Every record that follows should be printed verbatim.

Stored rows -
= = = = = = =

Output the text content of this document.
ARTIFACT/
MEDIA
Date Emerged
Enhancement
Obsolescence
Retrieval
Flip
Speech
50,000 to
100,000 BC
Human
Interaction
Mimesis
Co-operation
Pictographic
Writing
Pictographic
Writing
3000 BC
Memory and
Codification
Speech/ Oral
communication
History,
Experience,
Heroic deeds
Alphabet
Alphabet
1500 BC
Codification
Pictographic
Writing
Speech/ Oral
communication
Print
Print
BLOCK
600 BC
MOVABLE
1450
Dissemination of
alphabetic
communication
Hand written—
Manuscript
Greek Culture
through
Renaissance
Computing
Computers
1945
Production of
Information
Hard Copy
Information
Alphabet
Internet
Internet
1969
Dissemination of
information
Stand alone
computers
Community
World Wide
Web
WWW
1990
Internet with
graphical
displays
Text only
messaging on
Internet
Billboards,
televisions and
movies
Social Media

= = = = = = =

Result for this task -
Output the text content of this document.
ARTIFACT/
MEDIA
Date Emerged
Enhancement
Obsolescence
Retrieval
Flip
Speech
50,000 to
100,000 BC
Human
Interaction
Mimesis
Co-operation
Pictographic
Writing
Pictographic
Writing
3000 BC
Memory and
Codification
Speech/ Oral
communication
History,
Experience,
Heroic deeds
Alphabet
Alphabet
1500 BC
Codification
Pictographic
Writing
Speech/ Oral
communication
Print
Print
BLOCK
600 BC
MOVABLE
1450
Dissemination of
alphabetic
communication
Hand written—
Manuscript
Greek Culture
through
Renaissance
Computing
Computers
1945
Production of
Information
Hard Copy
Information
Alphabet
Internet
Internet
1969
Dissemination of
information
Stand alone
computers
Community
World Wide
Web
WWW
1990
Internet with
graphical
displays
Text only
messaging on
Internet
Billboards,
televisions and
movies
Social Media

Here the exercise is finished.